**TEXT SECTION**
The issue price you pay for the securities will exceed their estimated initial value. The issue price you pay for the securities will exceed their estimated initial value as of the pricing date due to the inclusion in the issue price of the underwriting discount, hedging costs, issuance costs and other costs and projected profits. As of the close of the relevant markets on the pricing date, we will determine the estimated initial value of the securities by reference to our internal pricing models and the estimated initial value of the securities will be set forth in the applicable pricing supplement. The pricing models used to determine the estimated initial value of the securities incorporate certain variables, including the levels of the underlying indices, volatility of the underlying indices, the correlation of the underlying indices, any dividends paid on the index constituent stocks, prevailing interest rates, the term of the securities and our internal funding rate. Our internal funding rate is typically lower than the rate we would pay to issue conventional fixed or floating rate debt securities of a similar term. The underwriting discount, hedging costs, issuance and other costs, projected profits and the difference in rates will reduce the economic value of the securities to you. Due to these factors, the estimated initial value of the securities as of the pricing date will be less than the issue price you pay for the securities.

**EXERCISE PROMPT**
Write what follows the last sentence of the passage on the securities' issue price and estimated initial value.

(Image element box records)
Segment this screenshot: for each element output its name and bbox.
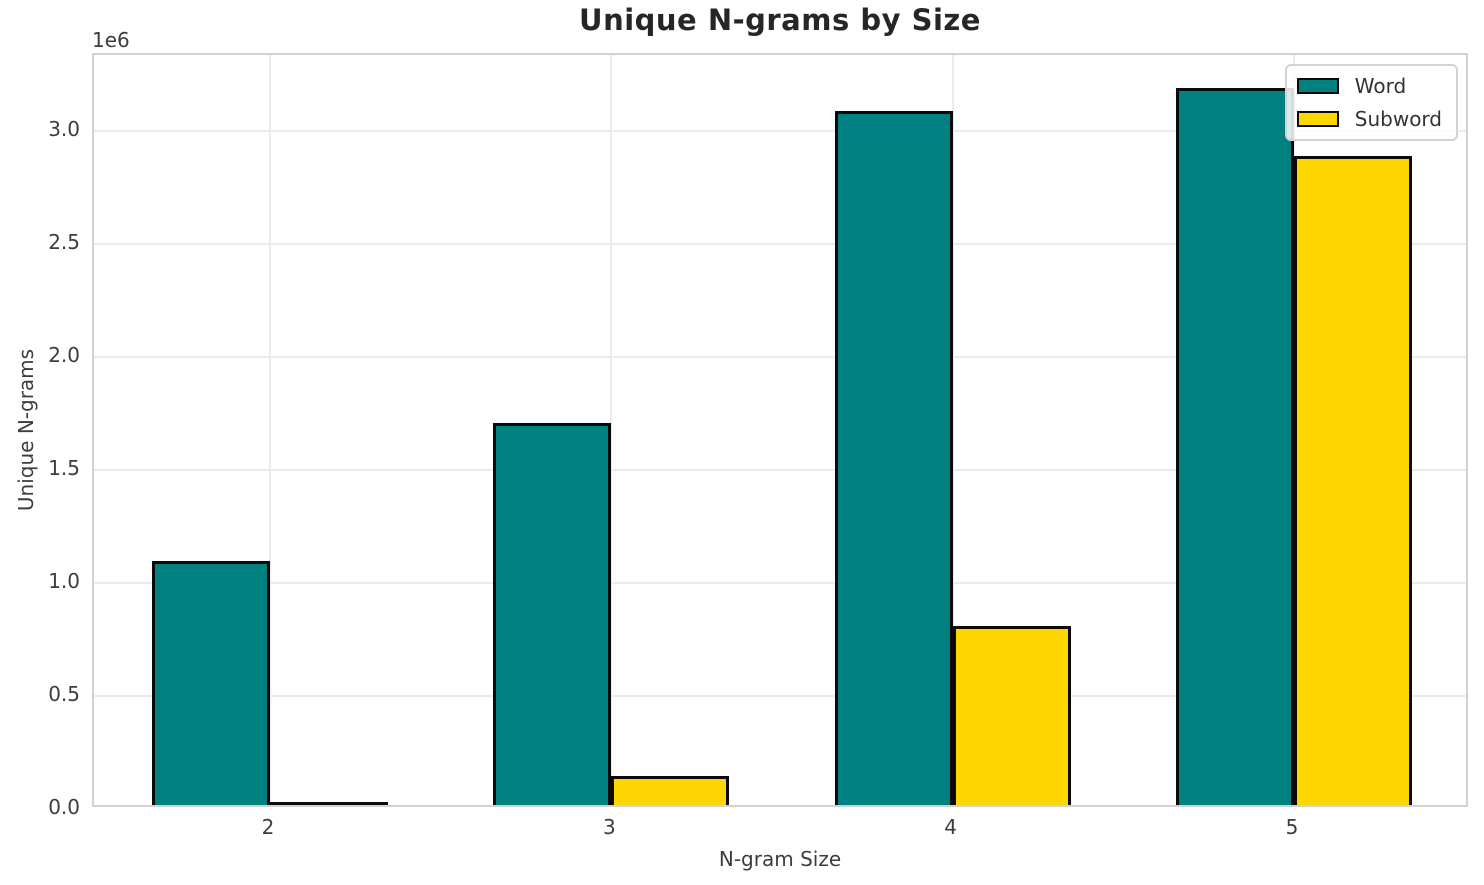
legend-row-word: Word [1296,74,1442,98]
v-gridline [269,55,271,805]
legend-label-word: Word [1354,74,1407,98]
x-axis-label: N-gram Size [718,847,842,871]
bar-subword-4 [952,626,1071,805]
plot-area: Word Subword [92,53,1468,807]
x-tick-label: 4 [944,815,958,839]
y-axis-label: Unique N-grams [14,348,38,512]
bar-word-2 [152,560,270,805]
chart-title: Unique N-grams by Size [579,3,981,37]
bar-word-3 [493,422,612,805]
h-gridline [94,242,1466,245]
x-tick-label: 3 [602,815,616,839]
h-gridline [94,694,1466,697]
bar-subword-3 [611,775,730,805]
y-tick-label: 2.0 [48,342,80,367]
legend-swatch-word [1296,78,1339,94]
h-gridline [94,129,1466,132]
bar-subword-5 [1294,156,1412,805]
y-tick-label: 1.0 [48,568,80,593]
h-gridline [94,581,1466,584]
y-axis-offset-label: 1e6 [92,28,130,52]
bar-subword-2 [270,801,388,805]
v-gridline [951,55,954,805]
v-gridline [610,55,613,805]
y-tick-label: 3.0 [48,116,80,141]
y-tick-label: 0.0 [48,795,80,819]
legend-row-subword: Subword [1296,107,1442,131]
y-tick-label: 1.5 [48,455,80,480]
legend-label-subword: Subword [1354,107,1442,131]
bar-word-4 [834,110,953,805]
y-tick-label: 2.5 [48,229,80,254]
h-gridline [94,355,1466,358]
y-tick-label: 0.5 [48,681,80,706]
legend: Word Subword [1284,64,1458,141]
x-tick-label: 5 [1285,815,1299,839]
bar-word-5 [1176,88,1294,805]
h-gridline [94,468,1466,471]
legend-swatch-subword [1296,111,1339,127]
x-tick-label: 2 [261,815,275,839]
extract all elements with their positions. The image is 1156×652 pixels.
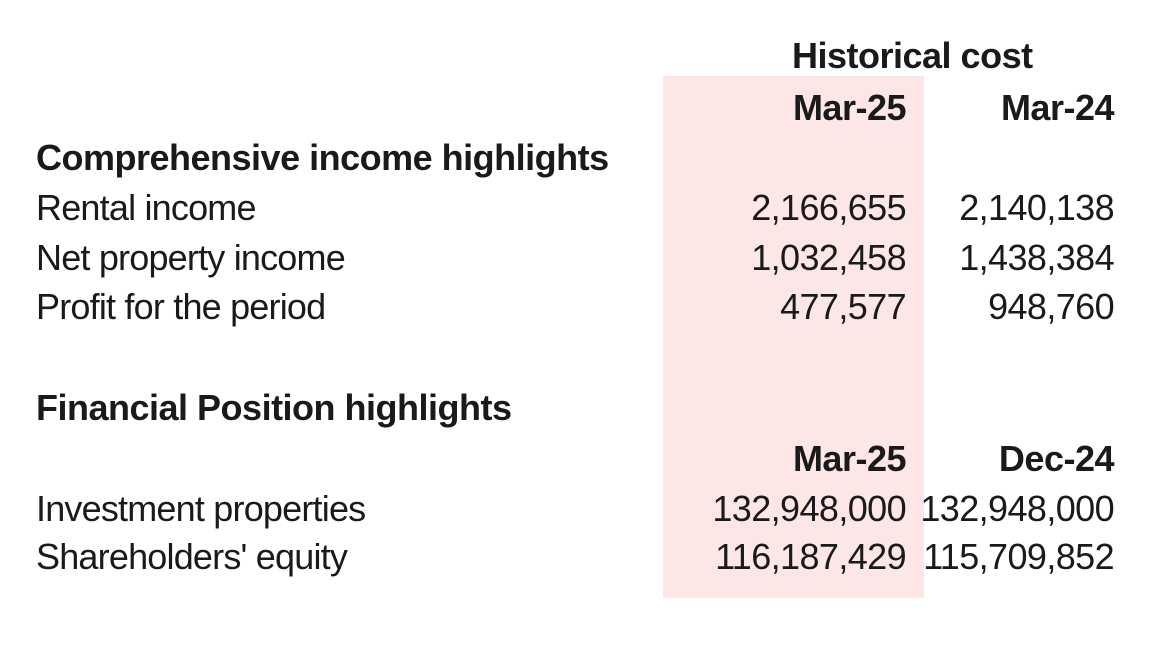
column-header-mar-24: Mar-24 [1000,87,1115,128]
value-net-property-income-b: 1,438,384 [959,237,1114,278]
value-rental-income-b: 2,140,138 [959,187,1114,228]
value-net-property-income-a: 1,032,458 [751,237,906,278]
row-label-shareholders-equity: Shareholders' equity [36,536,348,577]
value-profit-for-period-a: 477,577 [780,286,907,327]
column-header-mar-25: Mar-25 [792,87,907,128]
value-shareholders-equity-b: 115,709,852 [923,536,1115,577]
highlighted-column-band [663,76,924,598]
row-label-net-property-income: Net property income [36,237,346,278]
section-title-financial-position: Financial Position highlights [36,387,512,428]
group-header-historical-cost: Historical cost [792,35,1033,76]
value-shareholders-equity-a: 116,187,429 [715,536,907,577]
value-profit-for-period-b: 948,760 [988,286,1115,327]
column-header-mar-25-position: Mar-25 [792,438,907,479]
column-header-dec-24: Dec-24 [998,438,1115,479]
section-title-income: Comprehensive income highlights [36,137,609,178]
row-label-investment-properties: Investment properties [36,488,366,529]
row-label-rental-income: Rental income [36,187,257,228]
value-rental-income-a: 2,166,655 [751,187,906,228]
value-investment-properties-b: 132,948,000 [920,488,1114,529]
value-investment-properties-a: 132,948,000 [712,488,906,529]
row-label-profit-for-period: Profit for the period [36,286,326,327]
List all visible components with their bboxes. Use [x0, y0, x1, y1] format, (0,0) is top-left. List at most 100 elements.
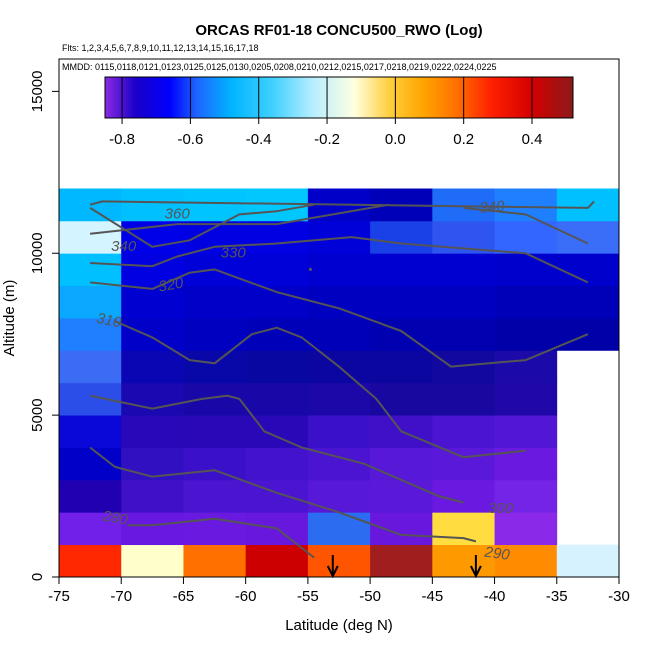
heatmap-cell: [59, 253, 122, 287]
heatmap-cell: [494, 285, 558, 319]
heatmap-cell: [370, 285, 433, 319]
heatmap-cell: [307, 479, 371, 513]
heatmap-cell: [59, 382, 122, 416]
heatmap-cell: [432, 512, 495, 546]
heatmap-cell: [494, 382, 558, 416]
y-tick-label: 5000: [29, 398, 46, 431]
profile-markers: [326, 555, 482, 579]
heatmap-cell: [183, 285, 247, 319]
heatmap-cell: [494, 253, 558, 287]
x-axis: -75 -70 -65 -60 -55 -50 -45 -40 -35 -30: [48, 577, 630, 605]
heatmap-cell: [556, 318, 620, 351]
colorbar-tick-label: -0.2: [314, 131, 340, 148]
contour-dot: [308, 267, 312, 271]
colorbar-tick-label: 0.0: [385, 131, 406, 148]
heatmap-cell: [432, 415, 495, 448]
colorbar-tick-label: 0.2: [453, 131, 474, 148]
x-tick-label: -40: [484, 588, 506, 605]
contour-label: 330: [221, 244, 247, 261]
colorbar: -0.8 -0.6 -0.4 -0.2 0.0 0.2 0.4: [104, 76, 574, 148]
heatmap-cell: [245, 220, 309, 254]
heatmap-cell: [121, 285, 184, 319]
heatmap-cell: [307, 447, 371, 481]
contour-line: [89, 394, 464, 504]
heatmap-cell: [307, 512, 371, 546]
contour-label: 280: [100, 507, 129, 528]
x-tick-label: -50: [359, 588, 381, 605]
contour-label: 290: [483, 543, 512, 564]
x-tick-label: -55: [297, 588, 319, 605]
contour-label: 360: [165, 205, 191, 222]
heatmap-cell: [183, 415, 247, 448]
heatmap-cell: [183, 479, 247, 513]
heatmap-cell: [432, 188, 495, 222]
heatmap-cell: [370, 253, 433, 287]
heatmap-cell: [183, 350, 247, 384]
heatmap-cell: [307, 318, 371, 351]
heatmap-cell: [245, 253, 309, 287]
heatmap-cell: [183, 318, 247, 351]
contour-labels: 360 340 330 320 310 340 300 290 280: [95, 198, 514, 564]
colorbar-tick-label: 0.4: [522, 131, 543, 148]
heatmap-cell: [121, 479, 184, 513]
heatmap-cell: [59, 220, 122, 254]
chart-title: ORCAS RF01-18 CONCU500_RWO (Log): [195, 22, 482, 39]
colorbar-gradient: [104, 76, 574, 119]
heatmap-cell: [307, 382, 371, 416]
heatmap-cell: [59, 318, 122, 351]
heatmap-cell: [245, 544, 309, 578]
heatmap-cell: [307, 544, 371, 578]
heatmap-cell: [59, 544, 122, 578]
heatmap-cell: [121, 188, 184, 222]
plot-frame: [58, 58, 620, 578]
contour-line: [463, 206, 589, 245]
heatmap-cells: [59, 188, 620, 578]
contour-line: [89, 200, 595, 209]
contour-line: [89, 268, 589, 368]
dates-text: MMDD: 0115,0118,0121,0123,0125,0125,0130…: [62, 62, 497, 72]
heatmap-cell: [59, 285, 122, 319]
heatmap-cell: [245, 350, 309, 384]
heatmap-cell: [307, 415, 371, 448]
x-tick-label: -60: [235, 588, 257, 605]
heatmap-cell: [59, 350, 122, 384]
x-axis-label: Latitude (deg N): [285, 617, 393, 634]
contour-label: 340: [479, 198, 506, 217]
heatmap-cell: [121, 382, 184, 416]
heatmap-cell: [121, 350, 184, 384]
heatmap-cell: [245, 285, 309, 319]
heatmap-cell: [183, 544, 247, 578]
y-tick-label: 0: [29, 573, 46, 581]
flights-text: Flts: 1,2,3,4,5,6,7,8,9,10,11,12,13,14,1…: [62, 43, 258, 53]
y-tick-label: 15000: [29, 71, 46, 113]
x-tick-label: -75: [48, 588, 70, 605]
colorbar-tick-label: -0.4: [246, 131, 272, 148]
heatmap-cell: [494, 544, 558, 578]
heatmap-cell: [307, 253, 371, 287]
heatmap-cell: [370, 220, 433, 254]
contour-label: 320: [157, 274, 185, 295]
x-tick-label: -70: [110, 588, 132, 605]
heatmap-cell: [556, 285, 620, 319]
heatmap-cell: [494, 318, 558, 351]
contour-line: [90, 236, 589, 284]
heatmap-cell: [121, 512, 184, 546]
contour-line: [127, 517, 315, 559]
contour-line: [89, 203, 389, 235]
heatmap-cell: [370, 544, 433, 578]
heatmap-cell: [432, 382, 495, 416]
colorbar-tick-label: -0.6: [177, 131, 203, 148]
contour-lines: [89, 200, 595, 559]
heatmap-cell: [556, 220, 620, 254]
heatmap-cell: [370, 447, 433, 481]
heatmap-cell: [432, 350, 495, 384]
heatmap-cell: [432, 285, 495, 319]
heatmap-cell: [494, 415, 558, 448]
heatmap-cell: [494, 188, 558, 222]
heatmap-cell: [494, 350, 558, 384]
x-tick-label: -30: [608, 588, 630, 605]
heatmap-cell: [432, 447, 495, 481]
colorbar-ticks: -0.8 -0.6 -0.4 -0.2 0.0 0.2 0.4: [109, 77, 542, 148]
y-axis-label: Altitude (m): [1, 280, 18, 357]
heatmap-cell: [370, 350, 433, 384]
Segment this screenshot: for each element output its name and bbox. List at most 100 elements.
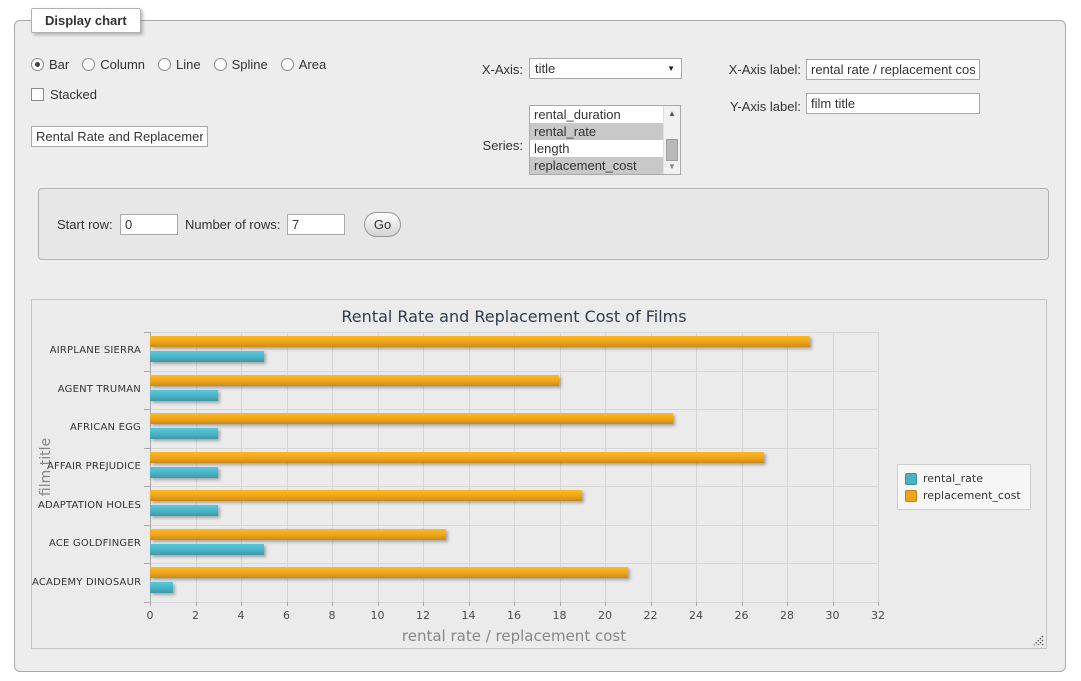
bar-replacement_cost[interactable]: [150, 451, 765, 463]
x-tick-mark: [832, 602, 834, 606]
chart-title-input[interactable]: [31, 126, 208, 147]
grid-line: [377, 332, 379, 602]
grid-line: [787, 332, 788, 602]
legend-swatch: [905, 472, 917, 485]
chart-title: Rental Rate and Replacement Cost of Film…: [341, 307, 687, 326]
x-tick-mark: [468, 602, 470, 606]
stacked-checkbox[interactable]: [31, 88, 44, 101]
stacked-label: Stacked: [50, 87, 97, 102]
legend-item-replacement_cost[interactable]: replacement_cost: [905, 487, 1021, 504]
grid-line: [286, 332, 288, 602]
bar-rental_rate[interactable]: [150, 505, 219, 517]
chart-type-area[interactable]: Area: [280, 57, 327, 72]
x-tick-label: 4: [237, 609, 245, 622]
grid-line: [241, 332, 242, 602]
resize-grip-icon[interactable]: [1032, 634, 1044, 646]
legend-label: replacement_cost: [923, 489, 1021, 502]
bar-replacement_cost[interactable]: [150, 528, 446, 540]
bar-replacement_cost[interactable]: [150, 567, 628, 579]
x-tick-mark: [150, 602, 151, 606]
number-of-rows-input[interactable]: [287, 214, 345, 235]
chart-type-label: Bar: [49, 57, 70, 72]
chart-type-spline[interactable]: Spline: [213, 57, 268, 72]
y-axis-label-input[interactable]: [806, 93, 980, 114]
listbox-scrollbar[interactable]: ▲ ▼: [663, 106, 680, 174]
radio-button-column[interactable]: [82, 58, 96, 71]
radio-button-spline[interactable]: [213, 58, 227, 71]
category-label: ACADEMY DINOSAUR: [32, 576, 142, 588]
bar-replacement_cost[interactable]: [150, 374, 560, 386]
start-row-input[interactable]: [120, 214, 178, 235]
x-tick-label: 28: [780, 609, 794, 622]
y-tick-mark: [144, 370, 150, 372]
radio-button-line[interactable]: [158, 58, 172, 71]
x-axis-select[interactable]: title ▼: [529, 58, 682, 79]
stacked-option[interactable]: Stacked: [31, 87, 97, 102]
x-axis-label-label: X-Axis label:: [728, 62, 801, 77]
x-tick-label: 6: [283, 609, 290, 622]
chart-type-line[interactable]: Line: [158, 57, 201, 72]
category-label: ACE GOLDFINGER: [48, 538, 141, 550]
chart-type-label: Line: [176, 57, 201, 72]
x-tick-label: 20: [598, 609, 612, 622]
x-tick-label: 30: [825, 609, 840, 622]
chart-type-label: Column: [100, 57, 146, 72]
bar-rental_rate[interactable]: [150, 389, 219, 401]
radio-button-bar[interactable]: [31, 58, 44, 71]
x-tick-mark: [514, 602, 515, 606]
number-of-rows-label: Number of rows:: [185, 217, 281, 232]
bar-rental_rate[interactable]: [150, 428, 219, 440]
grid-line: [650, 332, 652, 602]
x-tick-mark: [741, 602, 743, 606]
x-tick-label: 18: [552, 609, 567, 622]
chart-type-bar[interactable]: Bar: [31, 57, 69, 72]
series-option-rental_rate[interactable]: rental_rate: [530, 123, 663, 140]
grid-line: [468, 332, 470, 602]
legend-label: rental_rate: [923, 472, 983, 485]
bar-rental_rate[interactable]: [150, 466, 219, 478]
x-tick-mark: [423, 602, 424, 606]
x-axis-selected-value: title: [535, 61, 556, 76]
go-button[interactable]: Go: [364, 212, 401, 237]
bar-replacement_cost[interactable]: [150, 336, 810, 347]
bar-rental_rate[interactable]: [150, 582, 173, 594]
chart-type-label: Area: [298, 57, 327, 72]
x-tick-mark: [377, 602, 379, 606]
x-tick-label: 0: [146, 609, 154, 622]
scrollbar-thumb[interactable]: [666, 139, 678, 161]
x-tick-mark: [241, 602, 242, 606]
bar-rental_rate[interactable]: [150, 543, 264, 555]
legend-item-rental_rate[interactable]: rental_rate: [905, 470, 1021, 487]
x-tick-mark: [286, 602, 288, 606]
fieldset-legend: Display chart: [31, 8, 141, 33]
grid-line: [423, 332, 424, 602]
radio-button-area[interactable]: [280, 58, 294, 71]
bar-rental_rate[interactable]: [150, 351, 264, 362]
bar-replacement_cost[interactable]: [150, 490, 583, 502]
scroll-down-icon[interactable]: ▼: [668, 162, 676, 171]
chart-legend: rental_rate replacement_cost: [897, 464, 1031, 510]
series-option-replacement_cost[interactable]: replacement_cost: [530, 157, 663, 174]
x-axis-select-label: X-Axis:: [481, 62, 523, 77]
grid-line: [332, 332, 333, 602]
series-option-length[interactable]: length: [534, 141, 570, 156]
x-tick-label: 2: [192, 609, 199, 622]
grid-line: [514, 332, 515, 602]
y-tick-mark: [144, 524, 150, 526]
y-tick-mark: [144, 486, 150, 488]
x-tick-label: 16: [507, 609, 521, 622]
x-tick-mark: [650, 602, 652, 606]
x-axis-label-input[interactable]: [806, 59, 980, 80]
y-tick-mark: [144, 409, 150, 411]
select-dropdown-arrow-icon: ▼: [667, 64, 675, 73]
chart-type-column[interactable]: Column: [82, 57, 145, 72]
series-listbox[interactable]: rental_duration rental_rate length replacem…: [529, 105, 681, 175]
bar-replacement_cost[interactable]: [150, 413, 674, 425]
x-tick-mark: [559, 602, 561, 606]
x-tick-label: 14: [461, 609, 476, 622]
scroll-up-icon[interactable]: ▲: [668, 109, 676, 118]
series-option-rental_duration[interactable]: rental_duration: [534, 107, 621, 122]
x-tick-mark: [332, 602, 333, 606]
start-row-label: Start row:: [57, 217, 113, 232]
category-label: AFRICAN EGG: [70, 422, 141, 434]
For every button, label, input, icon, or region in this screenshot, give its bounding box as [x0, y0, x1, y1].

**EXERCISE RESULT**
The estimated initial value is a theoretical price and the actual price that you may be able to sell your securities in any secondary market (if any) at any time after the pricing date may differ from the estimated initial value. The value of your securities at any time will vary based on many factors, including the factors described above and in “— Risks Relating to Characteristics of the Underlying Indices — Market risk” above and is impossible to predict. Furthermore, the pricing models that we use are proprietary and rely in part on certain assumptions about future events, which may prove to be incorrect. As a result, after the pricing date, if you attempt to sell the securities in the secondary market, the actual value you would receive may differ, perhaps materially, from the estimated initial value of the securities determined by reference to our internal pricing models. The estimated initial value of the securities does not represent a minimum or maximum price at which we or any of our affiliates would be willing to purchase your securities in any secondary market at any time.

Our actual profits may be greater or less than the differential between the estimated initial value and the issue price of the securities as of the pricing date. We may determine the economic terms of the securities, as well as hedge our obligations, at least in part, prior to the pricing date. In addition, there may be ongoing costs to us to maintain and/or adjust any hedges and such hedges are often imperfect. Therefore, our actual profits (or potentially, losses) in issuing the securities cannot be determined as of the pricing date and any such differential between the estimated initial value and the issue price of the securities as of the pricing date does not reflect our actual profits. Ultimately, our actual profits will be known only at the maturity of the securities.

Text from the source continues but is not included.